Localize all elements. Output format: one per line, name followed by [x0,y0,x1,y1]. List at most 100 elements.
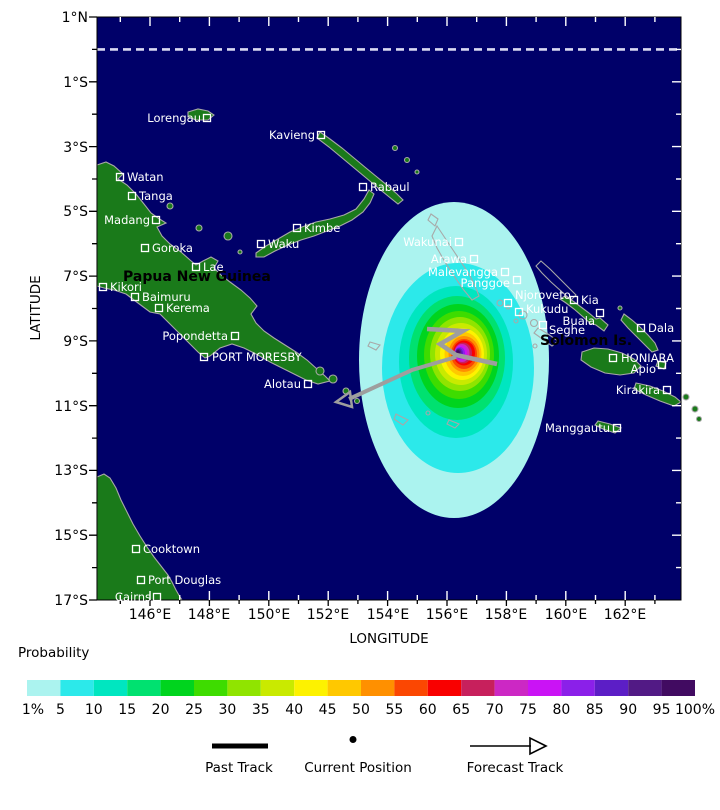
city-label: Panggoe [461,276,510,290]
colorbar-label: 40 [285,702,303,718]
bottom-outside-minor-ticks [119,600,656,604]
colorbar-segment [227,680,261,696]
colorbar-segment [628,680,662,696]
colorbar-segment [294,680,328,696]
colorbar-label: 45 [319,702,337,718]
city-label: Port Douglas [148,573,221,587]
right-minor-ticks [676,48,681,569]
lat-tick-label: 15°S [54,528,88,544]
colorbar-label: 25 [185,702,203,718]
city-label: Cooktown [143,542,200,556]
interior-ticks [119,17,681,600]
colorbar-label: 95 [653,702,671,718]
outline-island-strip [393,413,409,426]
colorbar-segment [528,680,562,696]
city-square-icon [469,254,479,264]
city-square-icon [256,239,266,249]
city-square-icon [538,320,548,330]
city-label: Kukudu [526,302,568,316]
colorbar-label: 90 [619,702,637,718]
city-label: Buala [563,314,595,328]
city-square-icon [115,172,125,182]
colorbar-segment [361,680,395,696]
probability-contours [359,202,549,518]
city-square-icon [154,303,164,313]
land-malaita [620,313,659,353]
island-dot [328,374,338,384]
left-minor-ticks [92,48,97,569]
city-label: Tanga [138,189,173,203]
island-dot [403,156,411,164]
colorbar-segments [27,680,695,696]
lat-tick-label: 13°S [54,463,88,479]
bottom-minor-ticks [119,595,656,600]
city-label: Manggautu [545,421,610,435]
colorbar-segment [27,680,61,696]
city-square-icon [512,275,522,285]
city-square-icon [662,385,672,395]
colorbar-segment [427,680,462,696]
city-square-icon [569,295,579,305]
city-label: Lae [203,260,224,274]
city-square-icon [454,237,464,247]
city-square-icon [657,360,667,370]
colorbar-label: 5 [56,702,65,718]
land-png-mainland [96,161,332,385]
city-label: Apio [631,362,656,376]
colorbar-label: 50 [352,702,370,718]
storm-tracks [333,326,498,409]
landmasses [96,108,703,601]
city-squares [98,113,672,602]
colorbar-segment [160,680,194,696]
island-dot [414,169,420,175]
lon-tick-label: 146°E [129,607,172,623]
forecast-track-label: Forecast Track [467,760,564,776]
island-dot [682,393,690,401]
city-label: Watan [127,170,164,184]
city-square-icon [152,592,162,602]
city-label: Kavieng [269,128,315,142]
lon-tick-label: 152°E [307,607,350,623]
city-label: Lorengau [147,111,201,125]
colorbar-segment [394,680,428,696]
city-square-icon [202,113,212,123]
city-label: Baimuru [142,290,191,304]
outline-island-strip [367,341,381,351]
colorbar-label: 65 [452,702,470,718]
island-dot [353,397,361,405]
island-dot [315,366,325,376]
island-dot [166,202,174,210]
city-square-icon [140,243,150,253]
outline-island [425,410,431,416]
city-square-icon [191,262,201,272]
current-position-dot-icon [349,736,357,743]
city-label: HONIARA [621,351,674,365]
city-square-icon [303,379,313,389]
colorbar-label: 20 [152,702,170,718]
colorbar-label: 30 [218,702,236,718]
city-label: Kikori [110,280,142,294]
city-label: Kimbe [304,221,340,235]
city-label: Rabaul [370,180,410,194]
city-label: Malevangga [428,265,498,279]
outline-island-strip [446,419,460,429]
lat-tick-label: 1°N [62,10,88,26]
forecast-arrowhead-icon [333,389,354,409]
colorbar-segment [661,680,695,696]
colorbar-segment [494,680,528,696]
lon-tick-label: 150°E [248,607,291,623]
city-label: Kia [581,293,599,307]
city-square-icon [514,307,524,317]
city-square-icon [358,182,368,192]
lon-tick-label: 148°E [188,607,231,623]
lat-tick-label: 17°S [54,593,88,609]
colorbar-title: Probability [18,645,89,661]
lat-tick-label: 11°S [54,399,88,415]
island-dot [691,405,699,413]
outline-buka [427,213,439,227]
colorbar-segment [127,680,161,696]
colorbar-label: 35 [252,702,270,718]
probability-colorbar: Probability 1% 5 10 1 [18,645,715,718]
x-axis-title: LONGITUDE [349,631,428,647]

______________________________

**Problem details**:
Copy every entry above word for word, dropping the picture.

**Reply to the task**:
Localize all elements. Output format: one per line, name followed by [x0,y0,x1,y1]. List at most 100 elements.
city-label: Panggoe [461,276,510,290]
colorbar-label: 40 [285,702,303,718]
bottom-outside-minor-ticks [119,600,656,604]
colorbar-segment [227,680,261,696]
colorbar-segment [628,680,662,696]
colorbar-segment [294,680,328,696]
colorbar-label: 45 [319,702,337,718]
city-label: Port Douglas [148,573,221,587]
right-minor-ticks [676,48,681,569]
lat-tick-label: 15°S [54,528,88,544]
colorbar-label: 25 [185,702,203,718]
city-label: Cooktown [143,542,200,556]
interior-ticks [119,17,681,600]
colorbar-label: 95 [653,702,671,718]
outline-island-strip [393,413,409,426]
colorbar-segment [528,680,562,696]
city-square-icon [469,254,479,264]
city-square-icon [256,239,266,249]
city-square-icon [538,320,548,330]
city-label: Kukudu [526,302,568,316]
colorbar-label: 90 [619,702,637,718]
city-label: Buala [563,314,595,328]
city-square-icon [115,172,125,182]
colorbar-segment [361,680,395,696]
probability-contours [359,202,549,518]
city-square-icon [154,303,164,313]
land-malaita [620,313,659,353]
island-dot [328,374,338,384]
left-minor-ticks [92,48,97,569]
city-label: Tanga [138,189,173,203]
island-dot [403,156,411,164]
colorbar-segments [27,680,695,696]
lat-tick-label: 13°S [54,463,88,479]
bottom-minor-ticks [119,595,656,600]
city-label: Manggautu [545,421,610,435]
colorbar-segment [27,680,61,696]
city-square-icon [512,275,522,285]
city-square-icon [662,385,672,395]
colorbar-segment [427,680,462,696]
city-square-icon [569,295,579,305]
city-label: Lae [203,260,224,274]
city-square-icon [454,237,464,247]
city-square-icon [657,360,667,370]
colorbar-label: 5 [56,702,65,718]
land-png-mainland [96,161,332,385]
city-label: Apio [631,362,656,376]
colorbar-label: 50 [352,702,370,718]
storm-tracks [333,326,498,409]
landmasses [96,108,703,601]
city-squares [98,113,672,602]
colorbar-segment [160,680,194,696]
island-dot [414,169,420,175]
lon-tick-label: 146°E [129,607,172,623]
forecast-track-label: Forecast Track [467,760,564,776]
island-dot [682,393,690,401]
city-label: Watan [127,170,164,184]
city-square-icon [152,592,162,602]
city-label: Kavieng [269,128,315,142]
lon-tick-label: 152°E [307,607,350,623]
city-label: Lorengau [147,111,201,125]
colorbar-segment [394,680,428,696]
city-square-icon [202,113,212,123]
city-label: Baimuru [142,290,191,304]
outline-island-strip [367,341,381,351]
colorbar-label: 65 [452,702,470,718]
island-dot [353,397,361,405]
island-dot [315,366,325,376]
island-dot [166,202,174,210]
city-square-icon [140,243,150,253]
outline-island [425,410,431,416]
city-square-icon [191,262,201,272]
current-position-dot-icon [349,736,357,743]
city-label: HONIARA [621,351,674,365]
city-square-icon [303,379,313,389]
colorbar-label: 20 [152,702,170,718]
colorbar-label: 30 [218,702,236,718]
city-label: Kikori [110,280,142,294]
city-label: Kimbe [304,221,340,235]
city-label: Rabaul [370,180,410,194]
city-label: Malevangga [428,265,498,279]
outline-island-strip [446,419,460,429]
lat-tick-label: 1°N [62,10,88,26]
forecast-arrowhead-icon [333,389,354,409]
colorbar-segment [661,680,695,696]
colorbar-segment [494,680,528,696]
lon-tick-label: 150°E [248,607,291,623]
city-label: Kia [581,293,599,307]
city-square-icon [514,307,524,317]
city-square-icon [358,182,368,192]
lon-tick-label: 148°E [188,607,231,623]
lat-tick-label: 17°S [54,593,88,609]
colorbar-title: Probability [18,645,89,661]
lat-tick-label: 11°S [54,399,88,415]
island-dot [691,405,699,413]
outline-buka [427,213,439,227]
colorbar-segment [127,680,161,696]
colorbar-label: 35 [252,702,270,718]
probability-colorbar: Probability 1% 5 10 1 [18,645,715,718]
x-axis-title: LONGITUDE [349,631,428,647]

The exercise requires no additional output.